# start of Data extract

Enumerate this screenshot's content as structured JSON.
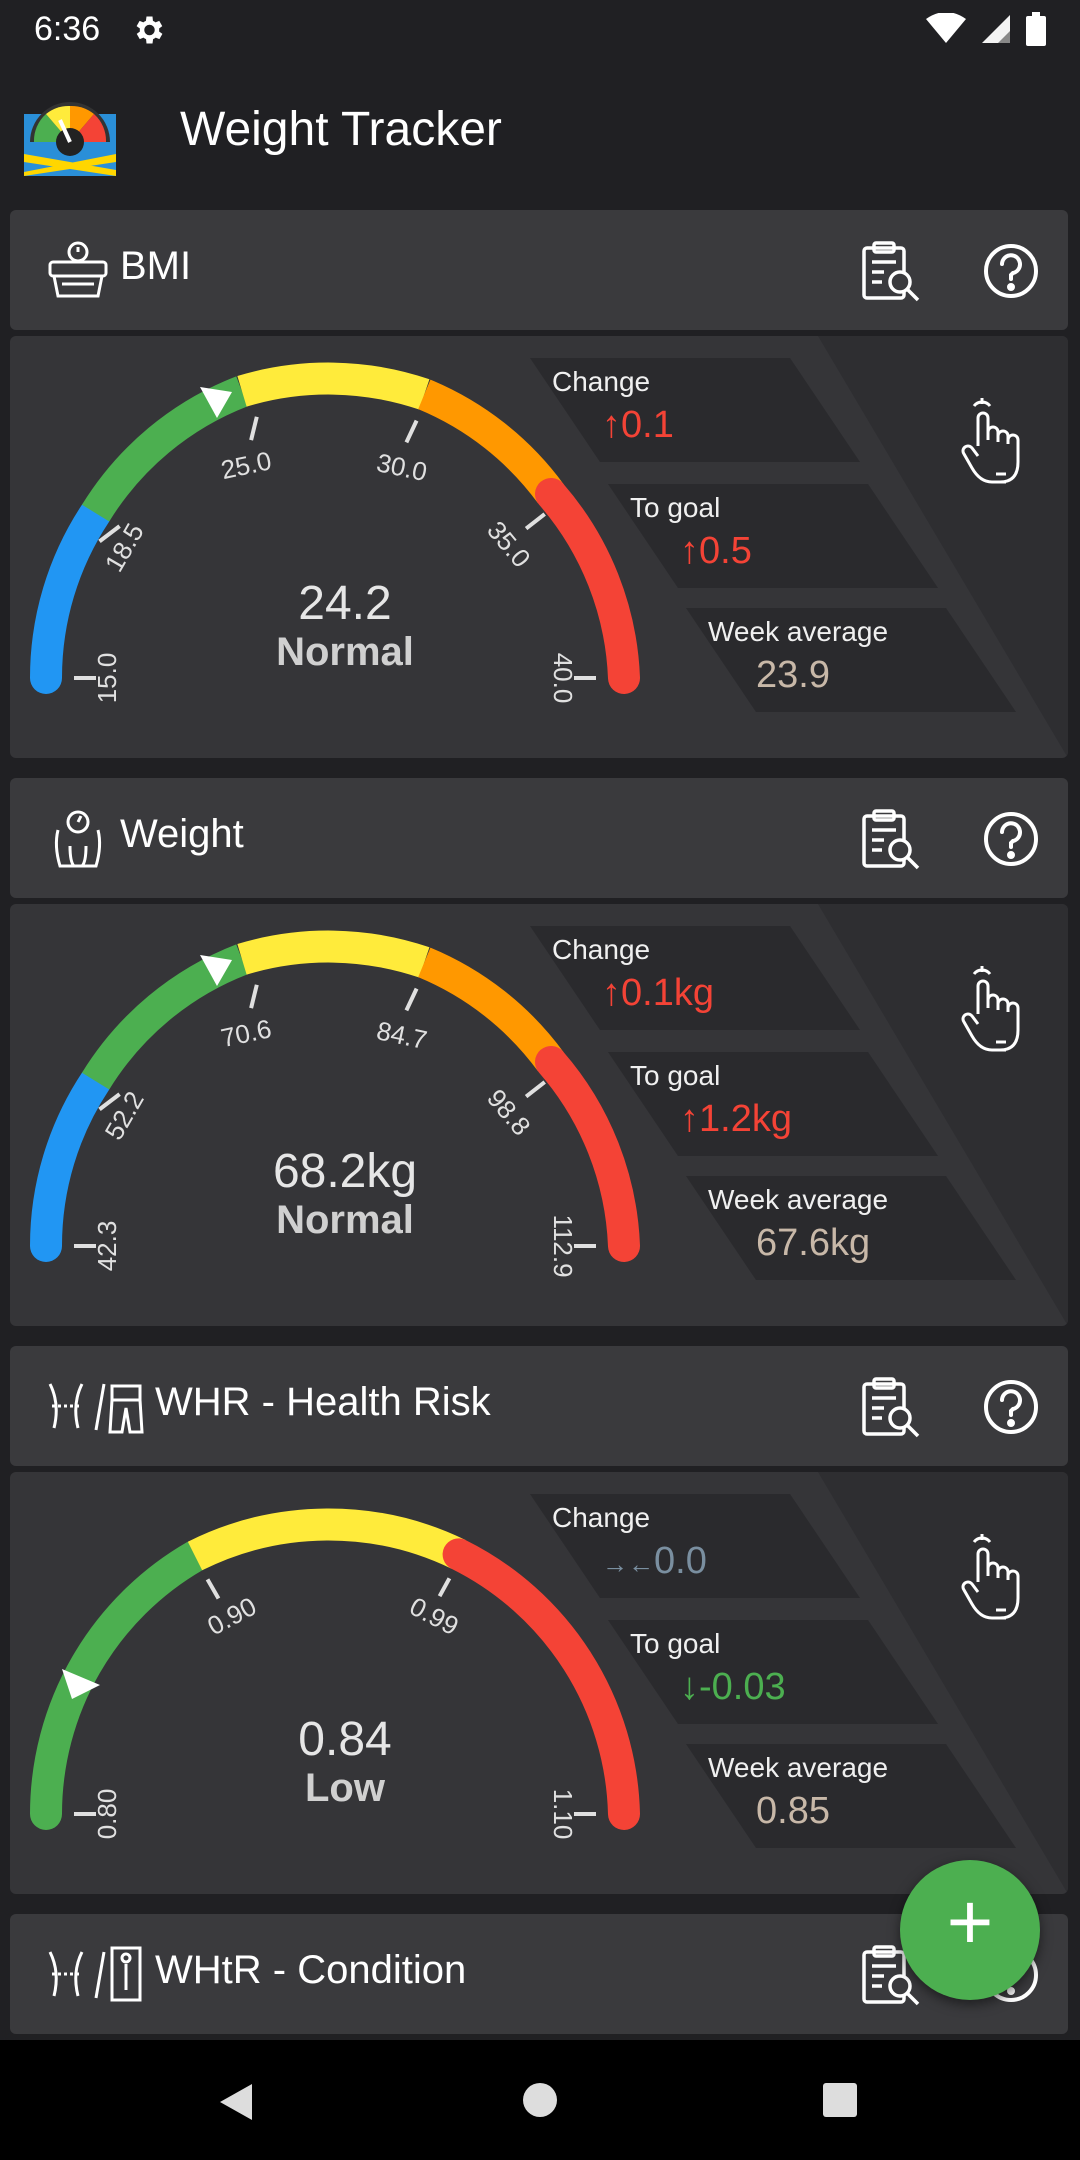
{
  "status_bar": {
    "time": "6:36"
  },
  "app": {
    "title": "Weight Tracker"
  },
  "sections": {
    "bmi": {
      "title": "BMI",
      "value": "24.2",
      "category": "Normal",
      "ticks": [
        "15.0",
        "18.5",
        "25.0",
        "30.0",
        "35.0",
        "40.0"
      ],
      "change": {
        "label": "Change",
        "value": "0.1",
        "arrow": "↑"
      },
      "to_goal": {
        "label": "To goal",
        "value": "0.5",
        "arrow": "↑"
      },
      "week_average": {
        "label": "Week average",
        "value": "23.9"
      }
    },
    "weight": {
      "title": "Weight",
      "value": "68.2kg",
      "category": "Normal",
      "ticks": [
        "42.3",
        "52.2",
        "70.6",
        "84.7",
        "98.8",
        "112.9"
      ],
      "change": {
        "label": "Change",
        "value": "0.1kg",
        "arrow": "↑"
      },
      "to_goal": {
        "label": "To goal",
        "value": "1.2kg",
        "arrow": "↑"
      },
      "week_average": {
        "label": "Week average",
        "value": "67.6kg"
      }
    },
    "whr": {
      "title": "WHR - Health Risk",
      "value": "0.84",
      "category": "Low",
      "ticks": [
        "0.80",
        "0.90",
        "0.99",
        "1.10"
      ],
      "change": {
        "label": "Change",
        "value": "0.0",
        "arrow": "→←"
      },
      "to_goal": {
        "label": "To goal",
        "value": "-0.03",
        "arrow": "↓"
      },
      "week_average": {
        "label": "Week average",
        "value": "0.85"
      }
    },
    "whtr": {
      "title": "WHtR - Condition"
    }
  },
  "fab": {
    "label": "+"
  },
  "colors": {
    "blue": "#2196f3",
    "green": "#4caf50",
    "yellow": "#ffeb3b",
    "orange": "#ff9800",
    "red": "#f44336",
    "up_red": "#f44336",
    "down_green": "#4caf50",
    "neutral": "#7a8fa0",
    "avg": "#c8b8a8"
  }
}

# end of Data extract

→ Short exercise: From the data, pick out every line that includes "title".

→ Problem solution:
    "title": "Weight Tracker"
      "title": "BMI",
      "title": "Weight",
      "title": "WHR - Health Risk",
      "title": "WHtR - Condition"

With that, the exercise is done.